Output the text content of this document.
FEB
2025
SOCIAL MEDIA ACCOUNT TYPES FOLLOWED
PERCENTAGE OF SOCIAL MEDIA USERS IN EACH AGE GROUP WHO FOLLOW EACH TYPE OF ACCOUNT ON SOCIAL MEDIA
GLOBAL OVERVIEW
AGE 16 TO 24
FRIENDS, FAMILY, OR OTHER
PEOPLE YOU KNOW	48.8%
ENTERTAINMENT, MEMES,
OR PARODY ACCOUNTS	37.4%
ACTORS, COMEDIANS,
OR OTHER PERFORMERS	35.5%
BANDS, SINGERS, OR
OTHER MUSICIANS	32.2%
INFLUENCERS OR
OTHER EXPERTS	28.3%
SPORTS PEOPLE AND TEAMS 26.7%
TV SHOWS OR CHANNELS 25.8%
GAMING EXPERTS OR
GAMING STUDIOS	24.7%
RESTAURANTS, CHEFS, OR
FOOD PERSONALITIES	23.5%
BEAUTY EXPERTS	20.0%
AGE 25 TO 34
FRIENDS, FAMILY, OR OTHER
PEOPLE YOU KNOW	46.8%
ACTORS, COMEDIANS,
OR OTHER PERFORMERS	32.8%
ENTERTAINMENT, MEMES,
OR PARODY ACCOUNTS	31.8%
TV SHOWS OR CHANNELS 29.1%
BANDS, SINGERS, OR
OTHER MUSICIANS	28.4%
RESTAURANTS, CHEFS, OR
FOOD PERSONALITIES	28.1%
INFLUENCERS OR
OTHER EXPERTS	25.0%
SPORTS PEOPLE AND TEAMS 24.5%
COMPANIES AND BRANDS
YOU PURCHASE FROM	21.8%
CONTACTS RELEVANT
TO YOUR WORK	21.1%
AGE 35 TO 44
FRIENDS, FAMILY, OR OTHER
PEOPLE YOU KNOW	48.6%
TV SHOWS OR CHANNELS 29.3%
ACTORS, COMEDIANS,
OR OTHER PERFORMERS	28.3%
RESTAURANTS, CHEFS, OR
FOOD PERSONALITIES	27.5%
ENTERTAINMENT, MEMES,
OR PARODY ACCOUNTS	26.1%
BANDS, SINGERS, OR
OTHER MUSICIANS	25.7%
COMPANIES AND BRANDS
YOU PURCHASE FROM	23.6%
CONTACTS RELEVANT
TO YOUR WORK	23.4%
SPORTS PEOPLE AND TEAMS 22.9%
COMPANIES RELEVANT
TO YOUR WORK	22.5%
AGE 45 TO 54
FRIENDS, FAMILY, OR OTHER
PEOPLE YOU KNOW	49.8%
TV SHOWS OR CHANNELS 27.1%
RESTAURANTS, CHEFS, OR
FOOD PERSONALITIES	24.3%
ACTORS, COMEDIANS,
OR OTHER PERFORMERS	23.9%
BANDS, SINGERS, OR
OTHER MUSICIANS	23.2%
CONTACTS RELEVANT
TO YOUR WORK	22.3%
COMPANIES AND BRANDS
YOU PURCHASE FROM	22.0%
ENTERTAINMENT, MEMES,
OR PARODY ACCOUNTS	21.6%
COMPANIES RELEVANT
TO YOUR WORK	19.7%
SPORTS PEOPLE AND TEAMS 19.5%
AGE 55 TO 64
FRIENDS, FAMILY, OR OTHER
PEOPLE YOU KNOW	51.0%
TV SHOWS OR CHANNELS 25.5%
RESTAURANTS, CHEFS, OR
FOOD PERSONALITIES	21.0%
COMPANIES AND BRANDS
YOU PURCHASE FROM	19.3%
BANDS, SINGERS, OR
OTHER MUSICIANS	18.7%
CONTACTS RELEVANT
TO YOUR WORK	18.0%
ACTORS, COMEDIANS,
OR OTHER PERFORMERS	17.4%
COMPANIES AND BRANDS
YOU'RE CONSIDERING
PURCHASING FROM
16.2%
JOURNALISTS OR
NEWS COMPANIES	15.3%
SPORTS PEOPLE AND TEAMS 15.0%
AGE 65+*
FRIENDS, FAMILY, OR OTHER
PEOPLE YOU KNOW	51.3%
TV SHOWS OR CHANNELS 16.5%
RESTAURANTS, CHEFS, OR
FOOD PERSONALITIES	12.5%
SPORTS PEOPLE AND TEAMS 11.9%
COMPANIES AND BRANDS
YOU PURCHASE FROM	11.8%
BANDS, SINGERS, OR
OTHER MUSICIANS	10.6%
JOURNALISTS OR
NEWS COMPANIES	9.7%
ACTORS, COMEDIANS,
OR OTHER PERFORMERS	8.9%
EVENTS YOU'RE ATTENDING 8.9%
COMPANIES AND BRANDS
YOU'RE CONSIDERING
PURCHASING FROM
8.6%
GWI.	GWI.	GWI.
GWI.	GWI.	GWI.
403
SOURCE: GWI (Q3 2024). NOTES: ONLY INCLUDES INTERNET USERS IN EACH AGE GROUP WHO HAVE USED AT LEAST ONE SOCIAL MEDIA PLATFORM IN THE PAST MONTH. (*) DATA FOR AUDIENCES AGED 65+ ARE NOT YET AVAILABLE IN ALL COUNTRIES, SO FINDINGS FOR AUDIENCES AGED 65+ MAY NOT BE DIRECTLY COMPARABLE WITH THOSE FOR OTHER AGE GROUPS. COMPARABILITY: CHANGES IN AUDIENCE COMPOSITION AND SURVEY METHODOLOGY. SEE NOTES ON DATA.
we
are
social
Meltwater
════════
**Exercise brief**
Extract each entry in full and write it down exactly.

**Exercise solution**
Output the text content of this document.
FEB
2025
SOCIAL MEDIA ACCOUNT TYPES FOLLOWED
PERCENTAGE OF SOCIAL MEDIA USERS IN EACH AGE GROUP WHO FOLLOW EACH TYPE OF ACCOUNT ON SOCIAL MEDIA
GLOBAL OVERVIEW
AGE 16 TO 24
FRIENDS, FAMILY, OR OTHER
PEOPLE YOU KNOW	48.8%
ENTERTAINMENT, MEMES,
OR PARODY ACCOUNTS	37.4%
ACTORS, COMEDIANS,
OR OTHER PERFORMERS	35.5%
BANDS, SINGERS, OR
OTHER MUSICIANS	32.2%
INFLUENCERS OR
OTHER EXPERTS	28.3%
SPORTS PEOPLE AND TEAMS 26.7%
TV SHOWS OR CHANNELS 25.8%
GAMING EXPERTS OR
GAMING STUDIOS	24.7%
RESTAURANTS, CHEFS, OR
FOOD PERSONALITIES	23.5%
BEAUTY EXPERTS	20.0%
AGE 25 TO 34
FRIENDS, FAMILY, OR OTHER
PEOPLE YOU KNOW	46.8%
ACTORS, COMEDIANS,
OR OTHER PERFORMERS	32.8%
ENTERTAINMENT, MEMES,
OR PARODY ACCOUNTS	31.8%
TV SHOWS OR CHANNELS 29.1%
BANDS, SINGERS, OR
OTHER MUSICIANS	28.4%
RESTAURANTS, CHEFS, OR
FOOD PERSONALITIES	28.1%
INFLUENCERS OR
OTHER EXPERTS	25.0%
SPORTS PEOPLE AND TEAMS 24.5%
COMPANIES AND BRANDS
YOU PURCHASE FROM	21.8%
CONTACTS RELEVANT
TO YOUR WORK	21.1%
AGE 35 TO 44
FRIENDS, FAMILY, OR OTHER
PEOPLE YOU KNOW	48.6%
TV SHOWS OR CHANNELS 29.3%
ACTORS, COMEDIANS,
OR OTHER PERFORMERS	28.3%
RESTAURANTS, CHEFS, OR
FOOD PERSONALITIES	27.5%
ENTERTAINMENT, MEMES,
OR PARODY ACCOUNTS	26.1%
BANDS, SINGERS, OR
OTHER MUSICIANS	25.7%
COMPANIES AND BRANDS
YOU PURCHASE FROM	23.6%
CONTACTS RELEVANT
TO YOUR WORK	23.4%
SPORTS PEOPLE AND TEAMS 22.9%
COMPANIES RELEVANT
TO YOUR WORK	22.5%
AGE 45 TO 54
FRIENDS, FAMILY, OR OTHER
PEOPLE YOU KNOW	49.8%
TV SHOWS OR CHANNELS 27.1%
RESTAURANTS, CHEFS, OR
FOOD PERSONALITIES	24.3%
ACTORS, COMEDIANS,
OR OTHER PERFORMERS	23.9%
BANDS, SINGERS, OR
OTHER MUSICIANS	23.2%
CONTACTS RELEVANT
TO YOUR WORK	22.3%
COMPANIES AND BRANDS
YOU PURCHASE FROM	22.0%
ENTERTAINMENT, MEMES,
OR PARODY ACCOUNTS	21.6%
COMPANIES RELEVANT
TO YOUR WORK	19.7%
SPORTS PEOPLE AND TEAMS 19.5%
AGE 55 TO 64
FRIENDS, FAMILY, OR OTHER
PEOPLE YOU KNOW	51.0%
TV SHOWS OR CHANNELS 25.5%
RESTAURANTS, CHEFS, OR
FOOD PERSONALITIES	21.0%
COMPANIES AND BRANDS
YOU PURCHASE FROM	19.3%
BANDS, SINGERS, OR
OTHER MUSICIANS	18.7%
CONTACTS RELEVANT
TO YOUR WORK	18.0%
ACTORS, COMEDIANS,
OR OTHER PERFORMERS	17.4%
COMPANIES AND BRANDS
YOU'RE CONSIDERING
PURCHASING FROM
16.2%
JOURNALISTS OR
NEWS COMPANIES	15.3%
SPORTS PEOPLE AND TEAMS 15.0%
AGE 65+*
FRIENDS, FAMILY, OR OTHER
PEOPLE YOU KNOW	51.3%
TV SHOWS OR CHANNELS 16.5%
RESTAURANTS, CHEFS, OR
FOOD PERSONALITIES	12.5%
SPORTS PEOPLE AND TEAMS 11.9%
COMPANIES AND BRANDS
YOU PURCHASE FROM	11.8%
BANDS, SINGERS, OR
OTHER MUSICIANS	10.6%
JOURNALISTS OR
NEWS COMPANIES	9.7%
ACTORS, COMEDIANS,
OR OTHER PERFORMERS	8.9%
EVENTS YOU'RE ATTENDING 8.9%
COMPANIES AND BRANDS
YOU'RE CONSIDERING
PURCHASING FROM
8.6%
GWI.	GWI.	GWI.
GWI.	GWI.	GWI.
403
SOURCE: GWI (Q3 2024). NOTES: ONLY INCLUDES INTERNET USERS IN EACH AGE GROUP WHO HAVE USED AT LEAST ONE SOCIAL MEDIA PLATFORM IN THE PAST MONTH. (*) DATA FOR AUDIENCES AGED 65+ ARE NOT YET AVAILABLE IN ALL COUNTRIES, SO FINDINGS FOR AUDIENCES AGED 65+ MAY NOT BE DIRECTLY COMPARABLE WITH THOSE FOR OTHER AGE GROUPS. COMPARABILITY: CHANGES IN AUDIENCE COMPOSITION AND SURVEY METHODOLOGY. SEE NOTES ON DATA.
we
are
social
Meltwater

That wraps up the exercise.